# Given task
Of the lines listed below, how many contain the string "Alvaro"? Answer with the number alone.

# Material provided

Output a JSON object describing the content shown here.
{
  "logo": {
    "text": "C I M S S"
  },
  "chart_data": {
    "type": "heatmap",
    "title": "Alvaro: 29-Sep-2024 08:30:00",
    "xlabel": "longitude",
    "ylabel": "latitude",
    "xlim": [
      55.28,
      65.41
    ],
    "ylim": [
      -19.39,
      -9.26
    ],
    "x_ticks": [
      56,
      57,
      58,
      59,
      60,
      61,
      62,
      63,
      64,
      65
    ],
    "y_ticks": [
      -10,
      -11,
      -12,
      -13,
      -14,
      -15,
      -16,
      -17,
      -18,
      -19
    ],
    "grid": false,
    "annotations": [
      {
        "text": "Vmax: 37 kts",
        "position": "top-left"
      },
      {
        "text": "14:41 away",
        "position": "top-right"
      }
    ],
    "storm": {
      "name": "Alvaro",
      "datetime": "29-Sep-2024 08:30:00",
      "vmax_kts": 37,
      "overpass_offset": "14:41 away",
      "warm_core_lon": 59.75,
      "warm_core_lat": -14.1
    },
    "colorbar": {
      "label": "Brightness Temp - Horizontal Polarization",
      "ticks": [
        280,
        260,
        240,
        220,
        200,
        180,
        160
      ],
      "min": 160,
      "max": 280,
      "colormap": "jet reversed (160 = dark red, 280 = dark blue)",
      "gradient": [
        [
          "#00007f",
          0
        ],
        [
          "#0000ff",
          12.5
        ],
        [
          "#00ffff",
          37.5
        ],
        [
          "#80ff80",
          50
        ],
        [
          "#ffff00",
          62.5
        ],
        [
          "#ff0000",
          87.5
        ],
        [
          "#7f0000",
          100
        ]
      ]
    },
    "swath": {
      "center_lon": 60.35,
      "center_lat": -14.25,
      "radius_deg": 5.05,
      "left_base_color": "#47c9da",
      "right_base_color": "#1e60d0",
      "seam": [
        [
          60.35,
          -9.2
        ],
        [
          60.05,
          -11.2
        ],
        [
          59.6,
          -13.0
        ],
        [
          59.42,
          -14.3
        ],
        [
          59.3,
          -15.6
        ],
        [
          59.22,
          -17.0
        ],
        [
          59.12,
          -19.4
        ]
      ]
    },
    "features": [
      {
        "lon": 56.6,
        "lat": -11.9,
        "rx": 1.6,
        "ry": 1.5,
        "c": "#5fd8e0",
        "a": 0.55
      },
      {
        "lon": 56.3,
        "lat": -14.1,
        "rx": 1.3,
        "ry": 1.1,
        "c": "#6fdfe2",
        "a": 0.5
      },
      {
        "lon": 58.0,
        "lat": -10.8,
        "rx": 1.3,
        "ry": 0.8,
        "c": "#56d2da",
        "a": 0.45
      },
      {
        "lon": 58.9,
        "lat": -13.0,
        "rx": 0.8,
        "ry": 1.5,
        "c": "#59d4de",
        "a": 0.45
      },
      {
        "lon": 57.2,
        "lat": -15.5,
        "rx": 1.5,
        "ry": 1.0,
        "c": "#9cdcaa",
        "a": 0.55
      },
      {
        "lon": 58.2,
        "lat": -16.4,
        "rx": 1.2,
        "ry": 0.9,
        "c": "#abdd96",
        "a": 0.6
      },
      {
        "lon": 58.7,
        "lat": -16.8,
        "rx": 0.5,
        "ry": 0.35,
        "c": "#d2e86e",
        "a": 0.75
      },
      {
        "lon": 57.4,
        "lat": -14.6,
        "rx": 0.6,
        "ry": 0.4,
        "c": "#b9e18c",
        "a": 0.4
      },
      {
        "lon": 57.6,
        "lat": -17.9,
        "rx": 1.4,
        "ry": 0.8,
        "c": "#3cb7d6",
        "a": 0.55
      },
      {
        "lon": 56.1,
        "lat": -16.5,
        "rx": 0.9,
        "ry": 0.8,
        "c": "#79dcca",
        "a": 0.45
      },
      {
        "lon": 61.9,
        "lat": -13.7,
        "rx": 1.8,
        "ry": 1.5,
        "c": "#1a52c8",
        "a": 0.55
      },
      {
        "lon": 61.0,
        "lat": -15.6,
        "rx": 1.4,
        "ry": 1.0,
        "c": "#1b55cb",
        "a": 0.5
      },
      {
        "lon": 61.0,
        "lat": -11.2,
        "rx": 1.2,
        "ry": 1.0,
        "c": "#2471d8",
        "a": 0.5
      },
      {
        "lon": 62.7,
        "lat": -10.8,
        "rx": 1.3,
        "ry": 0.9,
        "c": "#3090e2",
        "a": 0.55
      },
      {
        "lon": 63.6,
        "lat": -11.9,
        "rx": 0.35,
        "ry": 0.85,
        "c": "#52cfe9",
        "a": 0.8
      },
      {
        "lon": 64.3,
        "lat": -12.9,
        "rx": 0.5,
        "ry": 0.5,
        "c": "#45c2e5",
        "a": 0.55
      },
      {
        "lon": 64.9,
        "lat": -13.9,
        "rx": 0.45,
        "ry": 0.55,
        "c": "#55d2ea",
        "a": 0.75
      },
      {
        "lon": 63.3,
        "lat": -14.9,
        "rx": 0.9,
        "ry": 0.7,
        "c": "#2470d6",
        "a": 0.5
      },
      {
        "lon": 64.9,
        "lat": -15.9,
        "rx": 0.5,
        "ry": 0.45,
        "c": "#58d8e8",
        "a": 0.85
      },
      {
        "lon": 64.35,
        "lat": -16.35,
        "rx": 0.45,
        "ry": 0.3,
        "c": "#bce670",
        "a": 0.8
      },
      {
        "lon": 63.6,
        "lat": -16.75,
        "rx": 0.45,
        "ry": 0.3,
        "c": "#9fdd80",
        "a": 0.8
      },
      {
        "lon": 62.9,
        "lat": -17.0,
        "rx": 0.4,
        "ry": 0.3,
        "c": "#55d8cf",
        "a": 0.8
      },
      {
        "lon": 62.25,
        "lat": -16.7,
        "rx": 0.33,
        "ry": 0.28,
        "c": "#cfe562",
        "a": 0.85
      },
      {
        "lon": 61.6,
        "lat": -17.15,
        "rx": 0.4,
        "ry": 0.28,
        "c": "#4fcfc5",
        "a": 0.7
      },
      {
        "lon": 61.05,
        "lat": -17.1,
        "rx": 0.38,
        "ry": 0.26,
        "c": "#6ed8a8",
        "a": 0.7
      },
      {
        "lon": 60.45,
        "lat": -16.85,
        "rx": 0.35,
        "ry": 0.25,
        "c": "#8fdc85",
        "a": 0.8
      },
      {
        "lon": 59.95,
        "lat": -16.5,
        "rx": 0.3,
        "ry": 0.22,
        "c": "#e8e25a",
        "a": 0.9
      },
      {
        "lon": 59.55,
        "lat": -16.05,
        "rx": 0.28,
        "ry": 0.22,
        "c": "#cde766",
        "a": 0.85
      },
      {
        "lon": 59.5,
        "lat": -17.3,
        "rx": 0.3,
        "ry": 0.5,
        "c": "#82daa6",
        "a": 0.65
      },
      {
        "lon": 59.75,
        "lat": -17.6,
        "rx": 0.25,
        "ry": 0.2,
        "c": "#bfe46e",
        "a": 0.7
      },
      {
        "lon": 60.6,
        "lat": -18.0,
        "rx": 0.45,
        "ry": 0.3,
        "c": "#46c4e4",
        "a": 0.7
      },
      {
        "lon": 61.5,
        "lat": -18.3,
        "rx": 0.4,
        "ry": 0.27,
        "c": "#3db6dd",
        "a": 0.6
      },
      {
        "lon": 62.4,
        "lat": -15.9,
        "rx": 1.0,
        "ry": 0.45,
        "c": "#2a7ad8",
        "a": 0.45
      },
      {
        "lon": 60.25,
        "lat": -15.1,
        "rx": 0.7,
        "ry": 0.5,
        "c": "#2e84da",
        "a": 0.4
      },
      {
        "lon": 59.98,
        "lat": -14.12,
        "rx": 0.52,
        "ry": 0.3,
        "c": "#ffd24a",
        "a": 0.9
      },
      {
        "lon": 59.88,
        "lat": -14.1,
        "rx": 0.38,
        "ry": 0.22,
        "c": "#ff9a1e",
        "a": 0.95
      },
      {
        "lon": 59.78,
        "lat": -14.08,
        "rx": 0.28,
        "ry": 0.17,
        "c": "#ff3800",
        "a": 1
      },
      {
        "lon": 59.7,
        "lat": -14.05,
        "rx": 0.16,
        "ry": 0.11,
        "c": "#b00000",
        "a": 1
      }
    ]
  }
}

# Answer to the task
2